▶ [Available data]
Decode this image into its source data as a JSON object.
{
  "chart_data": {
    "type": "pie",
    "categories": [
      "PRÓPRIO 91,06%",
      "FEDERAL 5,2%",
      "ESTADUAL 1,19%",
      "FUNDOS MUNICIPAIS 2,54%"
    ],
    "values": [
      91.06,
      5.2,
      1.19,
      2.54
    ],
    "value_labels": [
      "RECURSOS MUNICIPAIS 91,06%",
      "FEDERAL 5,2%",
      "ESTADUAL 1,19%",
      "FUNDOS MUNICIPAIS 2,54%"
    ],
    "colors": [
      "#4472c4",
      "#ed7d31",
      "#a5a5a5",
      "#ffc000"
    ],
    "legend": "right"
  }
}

▶ [Given problem] Give back all the data exactly as written.

▶ [Response below]
Decode this image into its source data as a JSON object.
{
  "chart_data": {
    "type": "pie",
    "categories": [
      "PRÓPRIO 91,06%",
      "FEDERAL 5,2%",
      "ESTADUAL 1,19%",
      "FUNDOS MUNICIPAIS 2,54%"
    ],
    "values": [
      91.06,
      5.2,
      1.19,
      2.54
    ],
    "value_labels": [
      "RECURSOS MUNICIPAIS 91,06%",
      "FEDERAL 5,2%",
      "ESTADUAL 1,19%",
      "FUNDOS MUNICIPAIS 2,54%"
    ],
    "colors": [
      "#4472c4",
      "#ed7d31",
      "#a5a5a5",
      "#ffc000"
    ],
    "legend": "right"
  }
}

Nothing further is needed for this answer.